• _Work to complete_
Copy out the records precisely, omitting pictures.

▼

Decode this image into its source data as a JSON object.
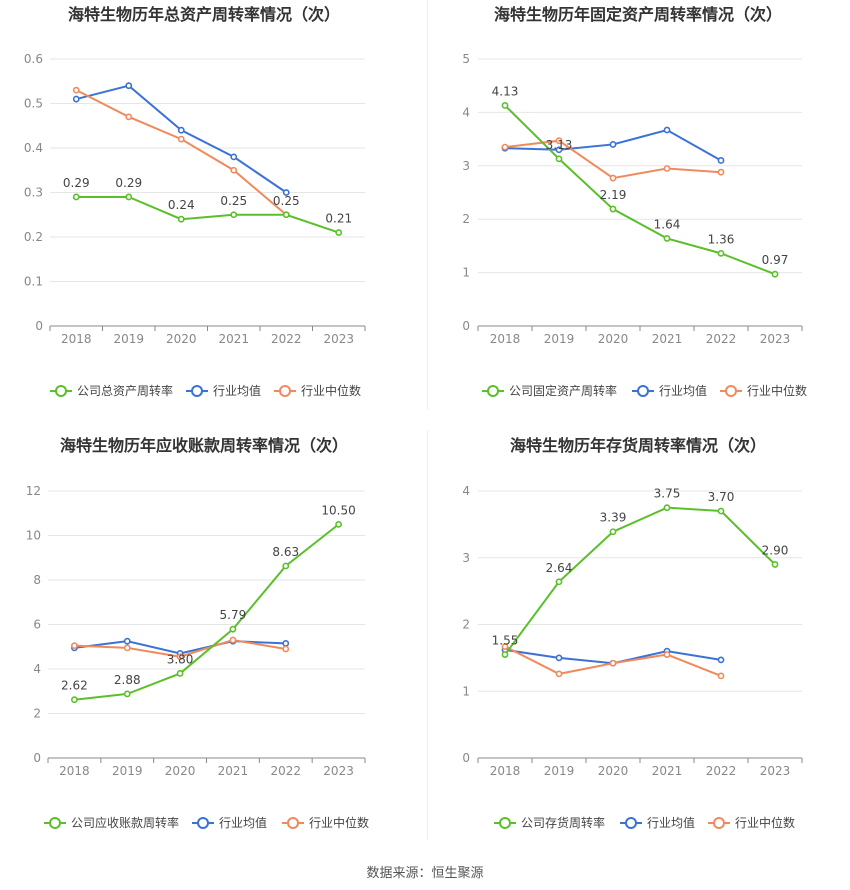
{
  "source_text": "数据来源：恒生聚源",
  "colors": {
    "company": "#5ac02a",
    "average": "#3a72d6",
    "median": "#f08a5d",
    "grid": "#e6e6e6",
    "axis": "#888888",
    "tick_text": "#888888",
    "title_text": "#333333"
  },
  "legend_labels": {
    "average": "行业均值",
    "median": "行业中位数"
  },
  "chart_data": [
    {
      "id": "total-asset-turnover",
      "type": "line",
      "title": "海特生物历年总资产周转率情况（次）",
      "categories": [
        "2018",
        "2019",
        "2020",
        "2021",
        "2022",
        "2023"
      ],
      "ylim": [
        0,
        0.6
      ],
      "yticks": [
        "0",
        "0.1",
        "0.2",
        "0.3",
        "0.4",
        "0.5",
        "0.6"
      ],
      "legend": [
        "公司总资产周转率",
        "行业均值",
        "行业中位数"
      ],
      "series": [
        {
          "name": "公司总资产周转率",
          "key": "company",
          "values": [
            0.29,
            0.29,
            0.24,
            0.25,
            0.25,
            0.21
          ],
          "labels": [
            "0.29",
            "0.29",
            "0.24",
            "0.25",
            "0.25",
            "0.21"
          ]
        },
        {
          "name": "行业均值",
          "key": "average",
          "values": [
            0.51,
            0.54,
            0.44,
            0.38,
            0.3,
            null
          ]
        },
        {
          "name": "行业中位数",
          "key": "median",
          "values": [
            0.53,
            0.47,
            0.42,
            0.35,
            0.25,
            null
          ]
        }
      ]
    },
    {
      "id": "fixed-asset-turnover",
      "type": "line",
      "title": "海特生物历年固定资产周转率情况（次）",
      "categories": [
        "2018",
        "2019",
        "2020",
        "2021",
        "2022",
        "2023"
      ],
      "ylim": [
        0,
        5
      ],
      "yticks": [
        "0",
        "1",
        "2",
        "3",
        "4",
        "5"
      ],
      "legend": [
        "公司固定资产周转率",
        "行业均值",
        "行业中位数"
      ],
      "series": [
        {
          "name": "公司固定资产周转率",
          "key": "company",
          "values": [
            4.13,
            3.13,
            2.19,
            1.64,
            1.36,
            0.97
          ],
          "labels": [
            "4.13",
            "3.13",
            "2.19",
            "1.64",
            "1.36",
            "0.97"
          ]
        },
        {
          "name": "行业均值",
          "key": "average",
          "values": [
            3.33,
            3.3,
            3.4,
            3.67,
            3.1,
            null
          ]
        },
        {
          "name": "行业中位数",
          "key": "median",
          "values": [
            3.35,
            3.47,
            2.77,
            2.95,
            2.88,
            null
          ]
        }
      ]
    },
    {
      "id": "receivables-turnover",
      "type": "line",
      "title": "海特生物历年应收账款周转率情况（次）",
      "categories": [
        "2018",
        "2019",
        "2020",
        "2021",
        "2022",
        "2023"
      ],
      "ylim": [
        0,
        12
      ],
      "yticks": [
        "0",
        "2",
        "4",
        "6",
        "8",
        "10",
        "12"
      ],
      "legend": [
        "公司应收账款周转率",
        "行业均值",
        "行业中位数"
      ],
      "series": [
        {
          "name": "公司应收账款周转率",
          "key": "company",
          "values": [
            2.62,
            2.88,
            3.8,
            5.79,
            8.63,
            10.5
          ],
          "labels": [
            "2.62",
            "2.88",
            "3.80",
            "5.79",
            "8.63",
            "10.50"
          ]
        },
        {
          "name": "行业均值",
          "key": "average",
          "values": [
            4.95,
            5.25,
            4.7,
            5.25,
            5.15,
            null
          ]
        },
        {
          "name": "行业中位数",
          "key": "median",
          "values": [
            5.05,
            4.95,
            4.55,
            5.3,
            4.9,
            null
          ]
        }
      ]
    },
    {
      "id": "inventory-turnover",
      "type": "line",
      "title": "海特生物历年存货周转率情况（次）",
      "categories": [
        "2018",
        "2019",
        "2020",
        "2021",
        "2022",
        "2023"
      ],
      "ylim": [
        0,
        4
      ],
      "yticks": [
        "0",
        "1",
        "2",
        "3",
        "4"
      ],
      "legend": [
        "公司存货周转率",
        "行业均值",
        "行业中位数"
      ],
      "series": [
        {
          "name": "公司存货周转率",
          "key": "company",
          "values": [
            1.55,
            2.64,
            3.39,
            3.75,
            3.7,
            2.9
          ],
          "labels": [
            "1.55",
            "2.64",
            "3.39",
            "3.75",
            "3.70",
            "2.90"
          ]
        },
        {
          "name": "行业均值",
          "key": "average",
          "values": [
            1.62,
            1.5,
            1.42,
            1.6,
            1.47,
            null
          ]
        },
        {
          "name": "行业中位数",
          "key": "median",
          "values": [
            1.67,
            1.26,
            1.42,
            1.55,
            1.23,
            null
          ]
        }
      ]
    }
  ]
}
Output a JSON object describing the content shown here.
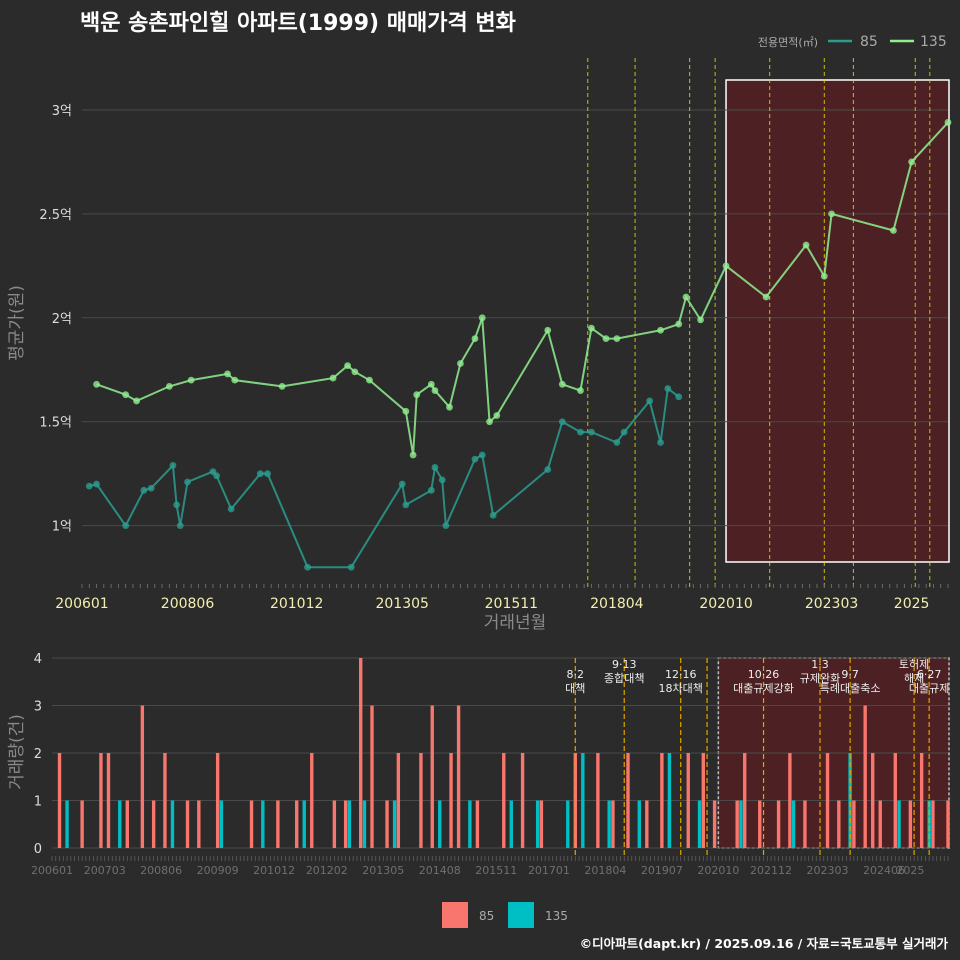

▲

• _Result_
Decode this image into its source data as a JSON object.
{
  "source_text": "数据来源：恒生聚源",
  "colors": {
    "company": "#5ac02a",
    "average": "#3a72d6",
    "median": "#f08a5d",
    "grid": "#e6e6e6",
    "axis": "#888888",
    "tick_text": "#888888",
    "title_text": "#333333"
  },
  "legend_labels": {
    "average": "行业均值",
    "median": "行业中位数"
  },
  "chart_data": [
    {
      "id": "total-asset-turnover",
      "type": "line",
      "title": "海特生物历年总资产周转率情况（次）",
      "categories": [
        "2018",
        "2019",
        "2020",
        "2021",
        "2022",
        "2023"
      ],
      "ylim": [
        0,
        0.6
      ],
      "yticks": [
        "0",
        "0.1",
        "0.2",
        "0.3",
        "0.4",
        "0.5",
        "0.6"
      ],
      "legend": [
        "公司总资产周转率",
        "行业均值",
        "行业中位数"
      ],
      "series": [
        {
          "name": "公司总资产周转率",
          "key": "company",
          "values": [
            0.29,
            0.29,
            0.24,
            0.25,
            0.25,
            0.21
          ],
          "labels": [
            "0.29",
            "0.29",
            "0.24",
            "0.25",
            "0.25",
            "0.21"
          ]
        },
        {
          "name": "行业均值",
          "key": "average",
          "values": [
            0.51,
            0.54,
            0.44,
            0.38,
            0.3,
            null
          ]
        },
        {
          "name": "行业中位数",
          "key": "median",
          "values": [
            0.53,
            0.47,
            0.42,
            0.35,
            0.25,
            null
          ]
        }
      ]
    },
    {
      "id": "fixed-asset-turnover",
      "type": "line",
      "title": "海特生物历年固定资产周转率情况（次）",
      "categories": [
        "2018",
        "2019",
        "2020",
        "2021",
        "2022",
        "2023"
      ],
      "ylim": [
        0,
        5
      ],
      "yticks": [
        "0",
        "1",
        "2",
        "3",
        "4",
        "5"
      ],
      "legend": [
        "公司固定资产周转率",
        "行业均值",
        "行业中位数"
      ],
      "series": [
        {
          "name": "公司固定资产周转率",
          "key": "company",
          "values": [
            4.13,
            3.13,
            2.19,
            1.64,
            1.36,
            0.97
          ],
          "labels": [
            "4.13",
            "3.13",
            "2.19",
            "1.64",
            "1.36",
            "0.97"
          ]
        },
        {
          "name": "行业均值",
          "key": "average",
          "values": [
            3.33,
            3.3,
            3.4,
            3.67,
            3.1,
            null
          ]
        },
        {
          "name": "行业中位数",
          "key": "median",
          "values": [
            3.35,
            3.47,
            2.77,
            2.95,
            2.88,
            null
          ]
        }
      ]
    },
    {
      "id": "receivables-turnover",
      "type": "line",
      "title": "海特生物历年应收账款周转率情况（次）",
      "categories": [
        "2018",
        "2019",
        "2020",
        "2021",
        "2022",
        "2023"
      ],
      "ylim": [
        0,
        12
      ],
      "yticks": [
        "0",
        "2",
        "4",
        "6",
        "8",
        "10",
        "12"
      ],
      "legend": [
        "公司应收账款周转率",
        "行业均值",
        "行业中位数"
      ],
      "series": [
        {
          "name": "公司应收账款周转率",
          "key": "company",
          "values": [
            2.62,
            2.88,
            3.8,
            5.79,
            8.63,
            10.5
          ],
          "labels": [
            "2.62",
            "2.88",
            "3.80",
            "5.79",
            "8.63",
            "10.50"
          ]
        },
        {
          "name": "行业均值",
          "key": "average",
          "values": [
            4.95,
            5.25,
            4.7,
            5.25,
            5.15,
            null
          ]
        },
        {
          "name": "行业中位数",
          "key": "median",
          "values": [
            5.05,
            4.95,
            4.55,
            5.3,
            4.9,
            null
          ]
        }
      ]
    },
    {
      "id": "inventory-turnover",
      "type": "line",
      "title": "海特生物历年存货周转率情况（次）",
      "categories": [
        "2018",
        "2019",
        "2020",
        "2021",
        "2022",
        "2023"
      ],
      "ylim": [
        0,
        4
      ],
      "yticks": [
        "0",
        "1",
        "2",
        "3",
        "4"
      ],
      "legend": [
        "公司存货周转率",
        "行业均值",
        "行业中位数"
      ],
      "series": [
        {
          "name": "公司存货周转率",
          "key": "company",
          "values": [
            1.55,
            2.64,
            3.39,
            3.75,
            3.7,
            2.9
          ],
          "labels": [
            "1.55",
            "2.64",
            "3.39",
            "3.75",
            "3.70",
            "2.90"
          ]
        },
        {
          "name": "行业均值",
          "key": "average",
          "values": [
            1.62,
            1.5,
            1.42,
            1.6,
            1.47,
            null
          ]
        },
        {
          "name": "行业中位数",
          "key": "median",
          "values": [
            1.67,
            1.26,
            1.42,
            1.55,
            1.23,
            null
          ]
        }
      ]
    }
  ]
}
Output a JSON object describing the content shown here.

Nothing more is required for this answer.